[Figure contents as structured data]
• • • • •
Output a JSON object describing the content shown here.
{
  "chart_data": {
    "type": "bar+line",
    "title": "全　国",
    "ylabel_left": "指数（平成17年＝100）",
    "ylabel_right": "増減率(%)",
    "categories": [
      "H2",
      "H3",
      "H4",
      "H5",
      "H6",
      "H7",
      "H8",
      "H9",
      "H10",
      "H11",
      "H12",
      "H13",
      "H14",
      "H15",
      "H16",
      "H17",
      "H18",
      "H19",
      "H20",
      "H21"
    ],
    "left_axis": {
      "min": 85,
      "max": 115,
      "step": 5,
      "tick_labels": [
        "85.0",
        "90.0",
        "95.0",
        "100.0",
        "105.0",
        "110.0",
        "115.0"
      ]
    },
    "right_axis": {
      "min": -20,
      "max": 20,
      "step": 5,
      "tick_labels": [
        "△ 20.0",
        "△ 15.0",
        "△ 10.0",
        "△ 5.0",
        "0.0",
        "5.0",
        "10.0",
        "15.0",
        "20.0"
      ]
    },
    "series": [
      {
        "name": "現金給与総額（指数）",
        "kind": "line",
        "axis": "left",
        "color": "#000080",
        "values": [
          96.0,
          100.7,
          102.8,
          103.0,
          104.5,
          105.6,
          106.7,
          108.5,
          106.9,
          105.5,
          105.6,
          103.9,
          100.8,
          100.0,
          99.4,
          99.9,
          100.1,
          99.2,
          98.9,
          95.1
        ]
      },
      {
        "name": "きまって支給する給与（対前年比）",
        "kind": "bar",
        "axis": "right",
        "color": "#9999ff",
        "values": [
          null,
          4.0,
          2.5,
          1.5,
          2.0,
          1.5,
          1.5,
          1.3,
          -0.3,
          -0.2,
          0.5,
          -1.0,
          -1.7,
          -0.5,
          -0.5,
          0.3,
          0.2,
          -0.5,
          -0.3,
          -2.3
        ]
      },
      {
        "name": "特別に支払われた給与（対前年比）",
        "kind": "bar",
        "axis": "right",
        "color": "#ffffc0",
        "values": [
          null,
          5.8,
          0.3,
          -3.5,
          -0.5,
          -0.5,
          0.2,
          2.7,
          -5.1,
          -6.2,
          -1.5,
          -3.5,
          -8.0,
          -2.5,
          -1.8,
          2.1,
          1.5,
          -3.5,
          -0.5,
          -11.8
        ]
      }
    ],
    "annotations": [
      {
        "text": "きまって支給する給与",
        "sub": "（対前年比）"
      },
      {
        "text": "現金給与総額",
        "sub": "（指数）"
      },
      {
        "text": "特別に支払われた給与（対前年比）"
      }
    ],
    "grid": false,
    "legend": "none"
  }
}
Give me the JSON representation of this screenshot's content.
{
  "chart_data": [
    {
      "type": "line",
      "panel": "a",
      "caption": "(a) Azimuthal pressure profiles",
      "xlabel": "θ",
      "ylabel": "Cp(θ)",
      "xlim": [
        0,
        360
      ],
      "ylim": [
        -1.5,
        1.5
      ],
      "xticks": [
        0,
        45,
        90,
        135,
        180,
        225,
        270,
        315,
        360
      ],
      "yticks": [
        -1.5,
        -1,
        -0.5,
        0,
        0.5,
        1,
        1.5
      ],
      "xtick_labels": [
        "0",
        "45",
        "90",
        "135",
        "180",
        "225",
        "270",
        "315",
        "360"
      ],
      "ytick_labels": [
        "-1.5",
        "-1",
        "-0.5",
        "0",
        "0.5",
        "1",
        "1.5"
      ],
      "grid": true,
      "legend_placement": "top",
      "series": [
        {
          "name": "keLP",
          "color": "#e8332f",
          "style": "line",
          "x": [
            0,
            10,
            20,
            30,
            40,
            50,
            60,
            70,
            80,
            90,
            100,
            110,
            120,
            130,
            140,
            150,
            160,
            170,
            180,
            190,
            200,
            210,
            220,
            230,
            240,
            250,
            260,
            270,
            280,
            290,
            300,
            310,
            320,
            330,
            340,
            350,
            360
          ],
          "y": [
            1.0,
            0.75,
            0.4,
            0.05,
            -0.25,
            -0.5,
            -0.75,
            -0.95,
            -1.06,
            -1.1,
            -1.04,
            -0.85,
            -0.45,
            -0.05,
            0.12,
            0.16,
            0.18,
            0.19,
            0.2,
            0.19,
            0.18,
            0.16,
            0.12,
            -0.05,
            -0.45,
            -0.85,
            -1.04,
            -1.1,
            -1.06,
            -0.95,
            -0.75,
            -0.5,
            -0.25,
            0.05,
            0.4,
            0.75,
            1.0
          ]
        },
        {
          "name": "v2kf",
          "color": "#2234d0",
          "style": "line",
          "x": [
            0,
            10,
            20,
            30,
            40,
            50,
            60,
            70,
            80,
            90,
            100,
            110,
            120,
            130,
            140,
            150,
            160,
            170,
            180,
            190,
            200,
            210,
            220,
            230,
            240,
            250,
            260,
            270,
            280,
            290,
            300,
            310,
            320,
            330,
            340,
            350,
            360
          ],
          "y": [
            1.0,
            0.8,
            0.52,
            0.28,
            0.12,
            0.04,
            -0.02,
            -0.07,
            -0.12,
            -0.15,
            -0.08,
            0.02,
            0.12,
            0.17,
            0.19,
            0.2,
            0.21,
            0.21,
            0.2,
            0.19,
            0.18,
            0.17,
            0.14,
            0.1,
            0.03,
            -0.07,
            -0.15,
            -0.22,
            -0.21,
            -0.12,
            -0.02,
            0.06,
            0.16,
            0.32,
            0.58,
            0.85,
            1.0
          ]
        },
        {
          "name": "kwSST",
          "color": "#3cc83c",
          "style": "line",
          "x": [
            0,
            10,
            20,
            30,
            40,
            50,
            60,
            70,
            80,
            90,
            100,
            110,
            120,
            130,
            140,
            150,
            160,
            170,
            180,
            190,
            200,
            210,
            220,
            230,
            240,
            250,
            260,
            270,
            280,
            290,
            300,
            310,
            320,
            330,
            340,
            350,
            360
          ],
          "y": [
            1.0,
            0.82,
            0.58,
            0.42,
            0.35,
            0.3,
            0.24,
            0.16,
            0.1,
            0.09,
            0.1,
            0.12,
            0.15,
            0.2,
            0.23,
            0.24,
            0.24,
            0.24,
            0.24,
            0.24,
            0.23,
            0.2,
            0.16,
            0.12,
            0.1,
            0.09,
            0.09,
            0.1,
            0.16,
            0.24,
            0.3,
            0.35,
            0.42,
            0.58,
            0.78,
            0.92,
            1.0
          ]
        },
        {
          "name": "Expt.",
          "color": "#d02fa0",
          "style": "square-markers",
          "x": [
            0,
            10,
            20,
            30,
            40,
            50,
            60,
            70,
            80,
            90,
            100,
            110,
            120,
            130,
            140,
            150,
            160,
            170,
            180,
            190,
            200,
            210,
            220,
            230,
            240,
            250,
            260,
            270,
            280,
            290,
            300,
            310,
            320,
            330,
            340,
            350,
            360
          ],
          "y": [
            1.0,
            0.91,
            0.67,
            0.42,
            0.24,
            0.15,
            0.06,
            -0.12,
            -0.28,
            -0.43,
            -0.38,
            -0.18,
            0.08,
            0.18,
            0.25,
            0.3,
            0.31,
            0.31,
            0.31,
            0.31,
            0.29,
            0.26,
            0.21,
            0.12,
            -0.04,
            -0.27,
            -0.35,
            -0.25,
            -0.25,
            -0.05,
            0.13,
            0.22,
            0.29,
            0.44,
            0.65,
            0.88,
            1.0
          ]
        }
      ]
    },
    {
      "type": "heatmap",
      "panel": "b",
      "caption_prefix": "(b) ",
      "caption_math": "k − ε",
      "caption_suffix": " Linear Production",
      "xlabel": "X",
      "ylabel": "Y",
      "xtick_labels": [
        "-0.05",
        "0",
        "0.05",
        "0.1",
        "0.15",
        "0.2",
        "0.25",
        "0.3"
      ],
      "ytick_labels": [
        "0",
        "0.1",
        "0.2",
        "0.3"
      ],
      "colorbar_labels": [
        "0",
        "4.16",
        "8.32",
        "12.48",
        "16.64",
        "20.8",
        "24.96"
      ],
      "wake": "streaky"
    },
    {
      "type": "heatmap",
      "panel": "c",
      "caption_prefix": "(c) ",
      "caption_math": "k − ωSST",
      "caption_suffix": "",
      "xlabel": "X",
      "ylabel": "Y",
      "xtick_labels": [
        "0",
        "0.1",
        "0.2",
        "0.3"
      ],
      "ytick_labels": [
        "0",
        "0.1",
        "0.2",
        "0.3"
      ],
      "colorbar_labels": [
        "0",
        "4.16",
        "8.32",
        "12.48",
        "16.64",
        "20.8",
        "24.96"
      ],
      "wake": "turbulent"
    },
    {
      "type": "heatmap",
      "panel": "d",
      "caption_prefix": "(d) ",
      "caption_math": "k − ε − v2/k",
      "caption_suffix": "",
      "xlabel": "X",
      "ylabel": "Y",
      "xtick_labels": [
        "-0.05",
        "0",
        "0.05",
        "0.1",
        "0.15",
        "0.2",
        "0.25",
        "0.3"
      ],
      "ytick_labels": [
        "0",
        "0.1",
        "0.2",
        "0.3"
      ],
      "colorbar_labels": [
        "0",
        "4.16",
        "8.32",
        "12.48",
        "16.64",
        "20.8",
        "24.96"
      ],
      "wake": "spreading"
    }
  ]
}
• • • • •
**Instruction**
Copy each line above that contains the word "対前年比".

**Result for this exercise**
        "name": "きまって支給する給与（対前年比）",
        "name": "特別に支払われた給与（対前年比）",
        "sub": "（対前年比）"
        "text": "特別に支払われた給与（対前年比）"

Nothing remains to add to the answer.